**Requirement**
Find the lines with the string "Google" and return them.

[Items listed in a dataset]

=====

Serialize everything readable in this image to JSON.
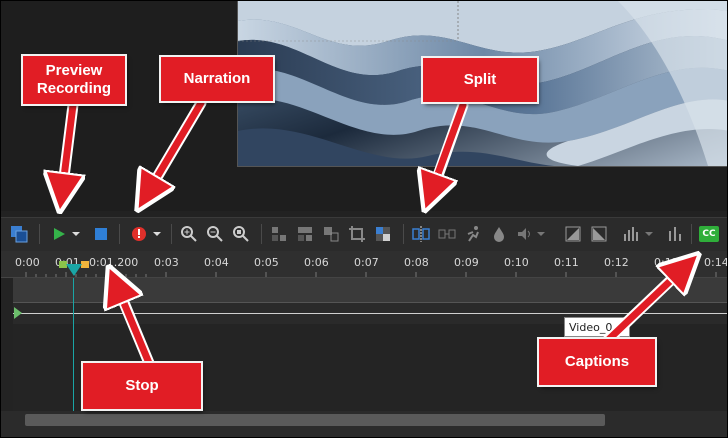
{
  "callouts": {
    "preview": "Preview\nRecording",
    "narration": "Narration",
    "split": "Split",
    "stop": "Stop",
    "captions": "Captions"
  },
  "toolbar": {
    "cc_label": "CC"
  },
  "ruler": {
    "ticks": [
      "0:00",
      "0:01",
      "0:01.200",
      "0:03",
      "0:04",
      "0:05",
      "0:06",
      "0:07",
      "0:08",
      "0:09",
      "0:10",
      "0:11",
      "0:12",
      "0:13",
      "0:14"
    ]
  },
  "timeline": {
    "clip_label": "Video_0"
  },
  "colors": {
    "callout": "#e11d25",
    "play": "#35b34a",
    "stop": "#2f7fd6",
    "record": "#e0302b",
    "cc": "#2fae3a",
    "playhead": "#1aa5a5"
  }
}
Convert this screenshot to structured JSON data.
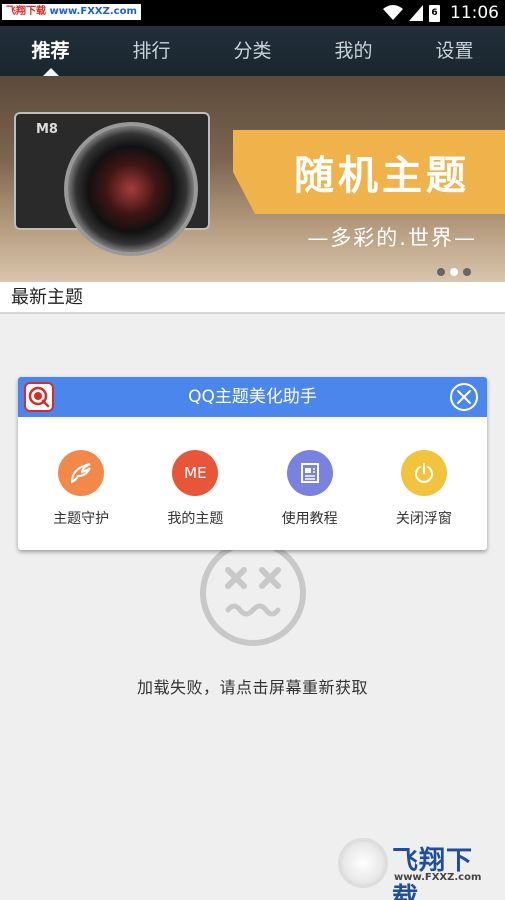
{
  "status_bar": {
    "watermark_text_a": "飞翔下载",
    "watermark_text_b": "www.FXXZ.com",
    "time": "11:06",
    "battery_level": "6"
  },
  "nav": {
    "tabs": [
      {
        "label": "推荐",
        "active": true
      },
      {
        "label": "排行",
        "active": false
      },
      {
        "label": "分类",
        "active": false
      },
      {
        "label": "我的",
        "active": false
      },
      {
        "label": "设置",
        "active": false
      }
    ]
  },
  "banner": {
    "camera_label": "M8",
    "title": "随机主题",
    "subtitle": "—多彩的.世界—",
    "active_dot": 1
  },
  "section": {
    "title": "最新主题"
  },
  "dialog": {
    "title": "QQ主题美化助手",
    "actions": [
      {
        "label": "主题守护",
        "icon": "wing-icon",
        "color": "#f2894a"
      },
      {
        "label": "我的主题",
        "icon_text": "ME",
        "color": "#e8563a"
      },
      {
        "label": "使用教程",
        "icon": "document-icon",
        "color": "#7a82e0"
      },
      {
        "label": "关闭浮窗",
        "icon": "power-icon",
        "color": "#f2c33c"
      }
    ],
    "header_color": "#4a86ec"
  },
  "error": {
    "message": "加载失败，请点击屏幕重新获取"
  },
  "watermark": {
    "brand": "飞翔下载",
    "url": "www.FXXZ.com"
  }
}
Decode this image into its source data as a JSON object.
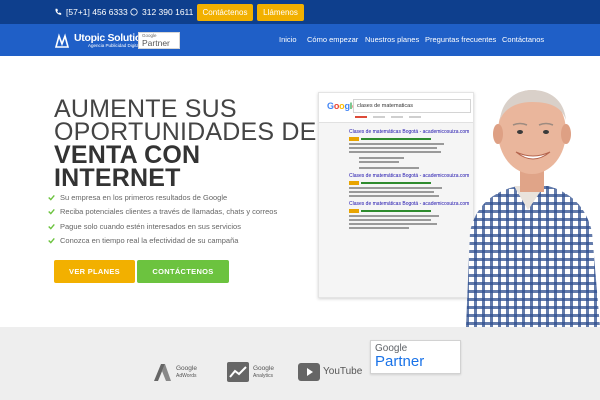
{
  "topbar": {
    "phone": "[57+1] 456 6333",
    "whatsapp": "312 390 1611",
    "contact_button": "Contáctenos",
    "call_button": "Llámenos"
  },
  "nav": {
    "logo_name": "Utopic Solution",
    "logo_tagline": "Agencia Publicidad Digital",
    "partner_small": "Google",
    "partner_big": "Partner",
    "menu": [
      "Inicio",
      "Cómo empezar",
      "Nuestros planes",
      "Preguntas frecuentes",
      "Contáctanos"
    ]
  },
  "hero": {
    "headline": [
      "AUMENTE SUS",
      "OPORTUNIDADES DE",
      "VENTA CON",
      "INTERNET"
    ],
    "bullets": [
      "Su empresa en los primeros resultados de Google",
      "Reciba potenciales clientes a través de llamadas, chats y correos",
      "Pague solo cuando estén interesados en sus servicios",
      "Conozca en tiempo real la efectividad de su campaña"
    ],
    "plans_button": "VER PLANES",
    "contact_button": "CONTÁCTENOS"
  },
  "search_mock": {
    "logo": "Google",
    "query": "clases de matematicas",
    "results": [
      "Clases de matemáticas Bogotá - academicosuiza.com",
      "Clases de matemáticas Bogotá - academicosuiza.com",
      "Clases de matemáticas Bogotá - academicosuiza.com"
    ]
  },
  "brands": {
    "adwords_name": "Google",
    "adwords_product": "AdWords",
    "analytics_name": "Google",
    "analytics_product": "Analytics",
    "youtube": "YouTube",
    "partner_small": "Google",
    "partner_big": "Partner"
  },
  "colors": {
    "topbar": "#0e3f8d",
    "nav": "#1f5fc7",
    "yellow": "#f2b000",
    "green": "#6cc33f",
    "check": "#6cc33f"
  }
}
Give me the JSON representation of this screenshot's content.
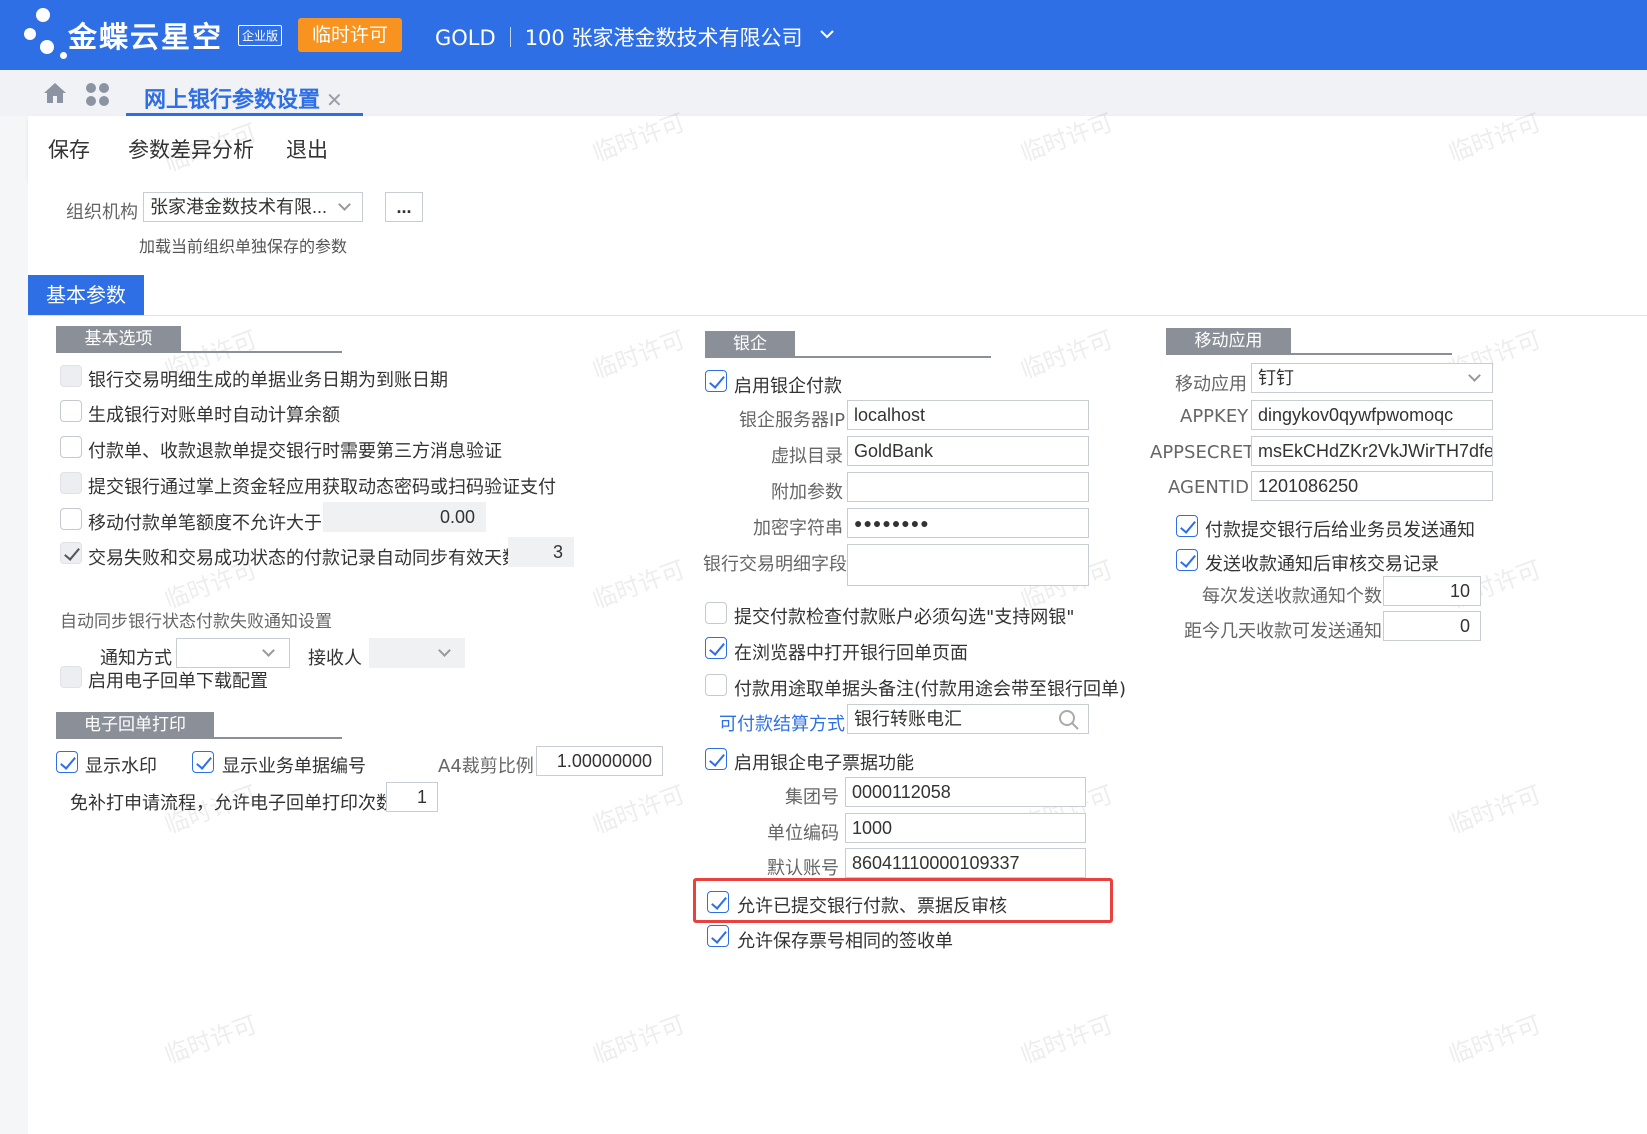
{
  "app": {
    "brand": "金蝶云星空",
    "edition": "企业版",
    "trial_badge": "临时许可",
    "user": "GOLD",
    "org_name": "100 张家港金数技术有限公司"
  },
  "tabs": {
    "active_label": "网上银行参数设置"
  },
  "toolbar": {
    "save": "保存",
    "diff": "参数差异分析",
    "exit": "退出"
  },
  "org_select": {
    "label": "组织机构",
    "value": "张家港金数技术有限...",
    "more": "...",
    "hint": "加载当前组织单独保存的参数"
  },
  "param_tab": "基本参数",
  "watermark": "临时许可",
  "basic": {
    "title": "基本选项",
    "opt1": "银行交易明细生成的单据业务日期为到账日期",
    "opt2": "生成银行对账单时自动计算余额",
    "opt3": "付款单、收款退款单提交银行时需要第三方消息验证",
    "opt4": "提交银行通过掌上资金轻应用获取动态密码或扫码验证支付",
    "opt5": "移动付款单笔额度不允许大于",
    "opt5_value": "0.00",
    "opt6": "交易失败和交易成功状态的付款记录自动同步有效天数",
    "opt6_value": "3",
    "notify_title": "自动同步银行状态付款失败通知设置",
    "notify_method_label": "通知方式",
    "notify_method_value": "",
    "receiver_label": "接收人",
    "receiver_value": "",
    "e_receipt_cfg": "启用电子回单下载配置"
  },
  "eprint": {
    "title": "电子回单打印",
    "watermark_label": "显示水印",
    "show_billno_label": "显示业务单据编号",
    "a4_label": "A4裁剪比例",
    "a4_value": "1.00000000",
    "reprint_label": "免补打申请流程，允许电子回单打印次数",
    "reprint_value": "1"
  },
  "bank": {
    "title": "银企",
    "enable_pay": "启用银企付款",
    "server_ip_label": "银企服务器IP",
    "server_ip_value": "localhost",
    "vdir_label": "虚拟目录",
    "vdir_value": "GoldBank",
    "extra_label": "附加参数",
    "extra_value": "",
    "encrypt_label": "加密字符串",
    "encrypt_value": "●●●●●●●●",
    "detail_field_label": "银行交易明细字段",
    "detail_field_value": "",
    "check_netbank": "提交付款检查付款账户必须勾选\"支持网银\"",
    "open_browser": "在浏览器中打开银行回单页面",
    "use_remark": "付款用途取单据头备注(付款用途会带至银行回单)",
    "settle_label": "可付款结算方式",
    "settle_value": "银行转账电汇",
    "enable_ebill": "启用银企电子票据功能",
    "group_label": "集团号",
    "group_value": "0000112058",
    "unit_label": "单位编码",
    "unit_value": "1000",
    "account_label": "默认账号",
    "account_value": "86041110000109337",
    "allow_unaudit": "允许已提交银行付款、票据反审核",
    "allow_same_no": "允许保存票号相同的签收单"
  },
  "mobile": {
    "title": "移动应用",
    "app_label": "移动应用",
    "app_value": "钉钉",
    "appkey_label": "APPKEY",
    "appkey_value": "dingykov0qywfpwomoqc",
    "appsecret_label": "APPSECRET",
    "appsecret_value": "msEkCHdZKr2VkJWirTH7dfe",
    "agentid_label": "AGENTID",
    "agentid_value": "1201086250",
    "notify_sales": "付款提交银行后给业务员发送通知",
    "audit_record": "发送收款通知后审核交易记录",
    "per_send_label": "每次发送收款通知个数",
    "per_send_value": "10",
    "days_label": "距今几天收款可发送通知",
    "days_value": "0"
  }
}
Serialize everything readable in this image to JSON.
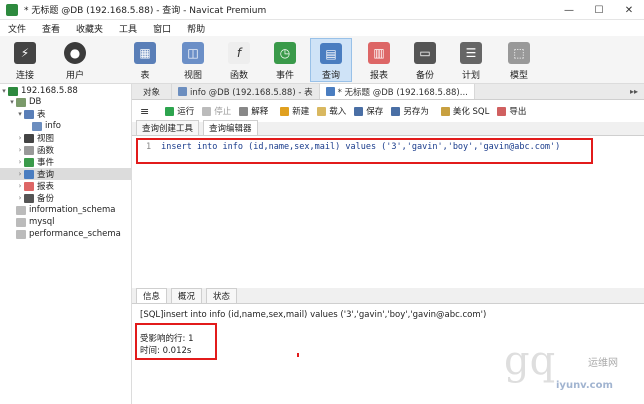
{
  "window": {
    "title": "* 无标题 @DB (192.168.5.88) - 查询 - Navicat Premium",
    "controls": [
      "—",
      "☐",
      "✕"
    ]
  },
  "menu": [
    "文件",
    "查看",
    "收藏夹",
    "工具",
    "窗口",
    "帮助"
  ],
  "toolbar": {
    "connect": "连接",
    "user": "用户",
    "table": "表",
    "view": "视图",
    "function": "函数",
    "event": "事件",
    "query": "查询",
    "report": "报表",
    "backup": "备份",
    "schedule": "计划",
    "model": "模型"
  },
  "sidebar": {
    "connection": "192.168.5.88",
    "db": "DB",
    "tables": "表",
    "table_info": "info",
    "views": "视图",
    "functions": "函数",
    "events": "事件",
    "queries": "查询",
    "reports": "报表",
    "backups": "备份",
    "db2": "information_schema",
    "db3": "mysql",
    "db4": "performance_schema"
  },
  "tabs": {
    "objects": "对象",
    "info_tab": "info @DB (192.168.5.88) - 表",
    "query_tab": "* 无标题 @DB (192.168.5.88)...",
    "more": "▸▸"
  },
  "editor_toolbar": {
    "run": "运行",
    "stop": "停止",
    "explain": "解释",
    "new": "新建",
    "load": "载入",
    "save": "保存",
    "save_as": "另存为",
    "beautify": "美化 SQL",
    "export": "导出"
  },
  "subtabs": {
    "builder": "查询创建工具",
    "editor": "查询编辑器"
  },
  "editor": {
    "line_no": "1",
    "sql": "insert into info (id,name,sex,mail) values ('3','gavin','boy','gavin@abc.com')"
  },
  "result_tabs": {
    "info": "信息",
    "profile": "概况",
    "status": "状态"
  },
  "result": {
    "sql_line": "[SQL]insert into info (id,name,sex,mail) values ('3','gavin','boy','gavin@abc.com')",
    "affected": "受影响的行: 1",
    "time": "时间: 0.012s"
  },
  "watermark": {
    "big": "gq",
    "cn": "运维网",
    "en": "iyunv.com"
  },
  "colors": {
    "highlight_box": "#e21b1b",
    "active_tool": "#cfe3f7",
    "sql_text": "#1a3c8c"
  }
}
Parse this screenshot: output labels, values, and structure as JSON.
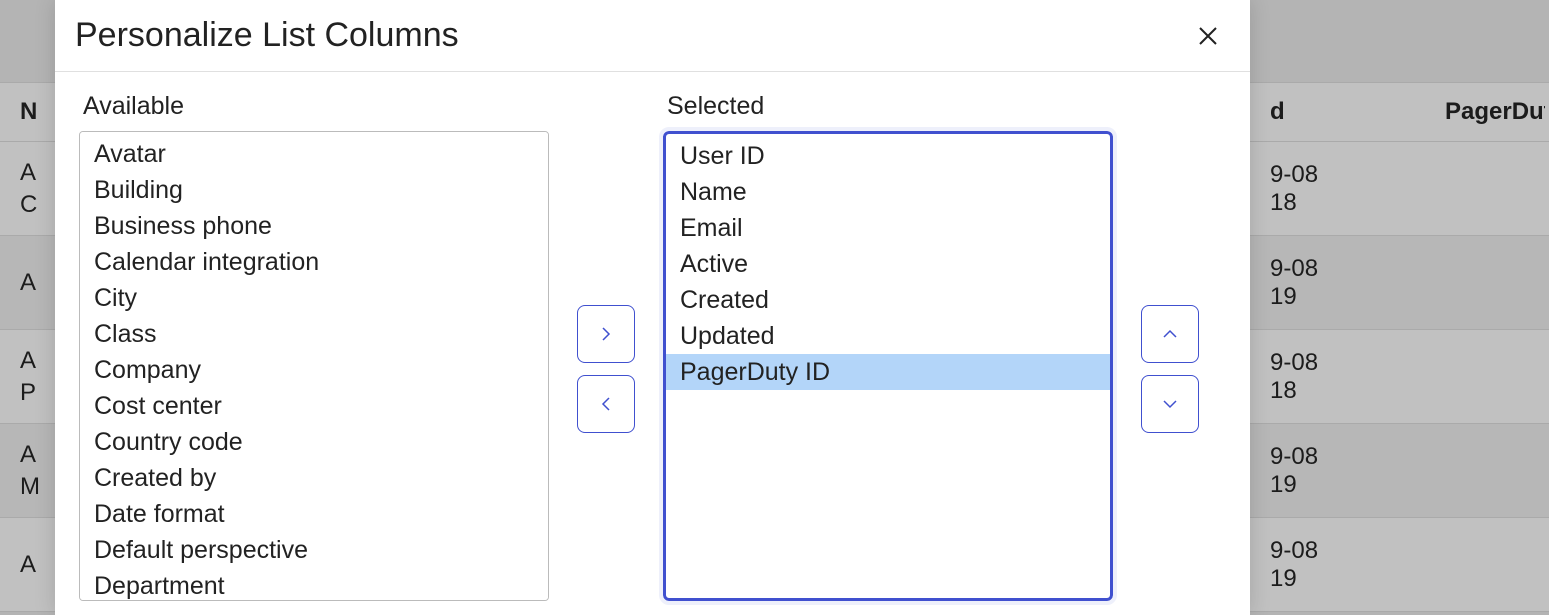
{
  "modal": {
    "title": "Personalize List Columns",
    "available_label": "Available",
    "selected_label": "Selected",
    "available": [
      "Avatar",
      "Building",
      "Business phone",
      "Calendar integration",
      "City",
      "Class",
      "Company",
      "Cost center",
      "Country code",
      "Created by",
      "Date format",
      "Default perspective",
      "Department"
    ],
    "selected": [
      "User ID",
      "Name",
      "Email",
      "Active",
      "Created",
      "Updated",
      "PagerDuty ID"
    ],
    "selected_highlight_index": 6
  },
  "background": {
    "header": {
      "col0": "N",
      "col1": "d",
      "col2": "PagerDut"
    },
    "rows": [
      {
        "name_l1": "A",
        "name_l2": "C",
        "d1": "9-08",
        "d2": "18"
      },
      {
        "name_l1": "A",
        "name_l2": "",
        "d1": "9-08",
        "d2": "19"
      },
      {
        "name_l1": "A",
        "name_l2": "P",
        "d1": "9-08",
        "d2": "18"
      },
      {
        "name_l1": "A",
        "name_l2": "M",
        "d1": "9-08",
        "d2": "19"
      },
      {
        "name_l1": "A",
        "name_l2": "",
        "d1": "9-08",
        "d2": "19"
      }
    ]
  }
}
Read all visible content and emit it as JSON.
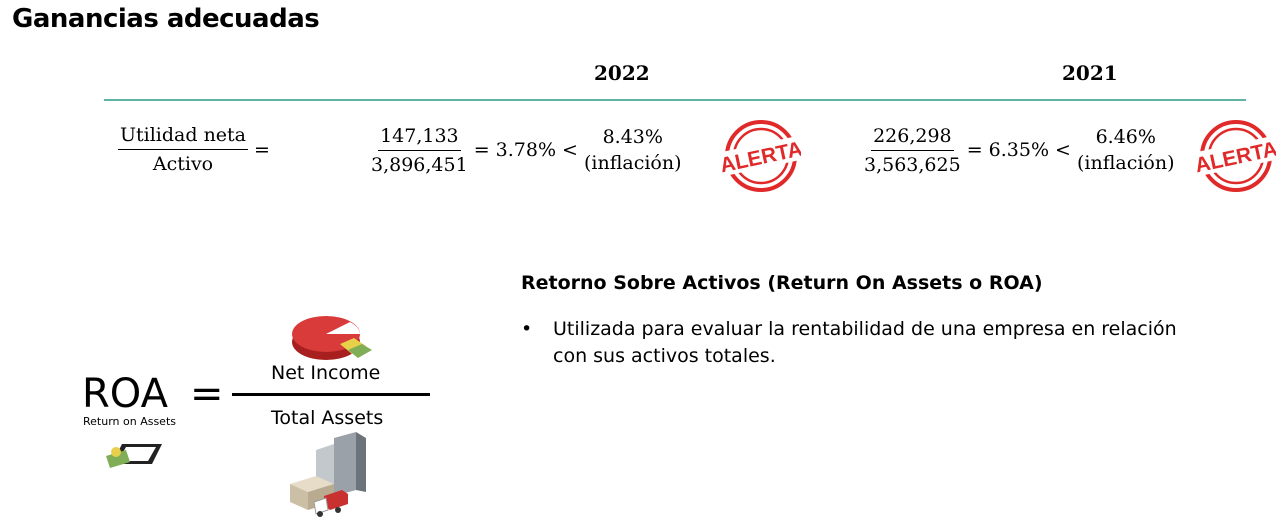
{
  "title": "Ganancias adecuadas",
  "years": [
    "2022",
    "2021"
  ],
  "formula": {
    "numerator": "Utilidad neta",
    "denominator": "Activo",
    "equals": "="
  },
  "calc_2022": {
    "numerator": "147,133",
    "denominator": "3,896,451",
    "result": "= 3.78% <",
    "compare_value": "8.43%",
    "compare_label": "(inflación)",
    "stamp": "ALERTA"
  },
  "calc_2021": {
    "numerator": "226,298",
    "denominator": "3,563,625",
    "result": "= 6.35% <",
    "compare_value": "6.46%",
    "compare_label": "(inflación)",
    "stamp": "ALERTA"
  },
  "roa": {
    "symbol": "ROA",
    "subtitle": "Return on Assets",
    "equals": "=",
    "numerator": "Net Income",
    "denominator": "Total Assets"
  },
  "section": {
    "heading": "Retorno Sobre Activos (Return On Assets o ROA)",
    "bullets": [
      "Utilizada para evaluar la rentabilidad de una empresa en relación con sus activos totales."
    ]
  },
  "colors": {
    "rule": "#5fb3a6",
    "stamp": "#e02a2a"
  },
  "icons": [
    "alert-stamp-icon",
    "pie-chart-icon",
    "money-icon",
    "buildings-icon"
  ]
}
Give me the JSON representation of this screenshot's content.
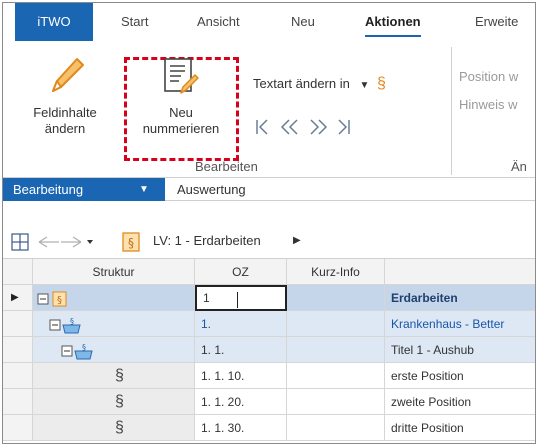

=====

**Response to this task**
    "partner_small": "Google",
      "Su empresa en los primeros resultados de Google",
    "logo": "Google",
    "adwords_name": "Google",
    "analytics_name": "Google",
    "partner_small": "Google",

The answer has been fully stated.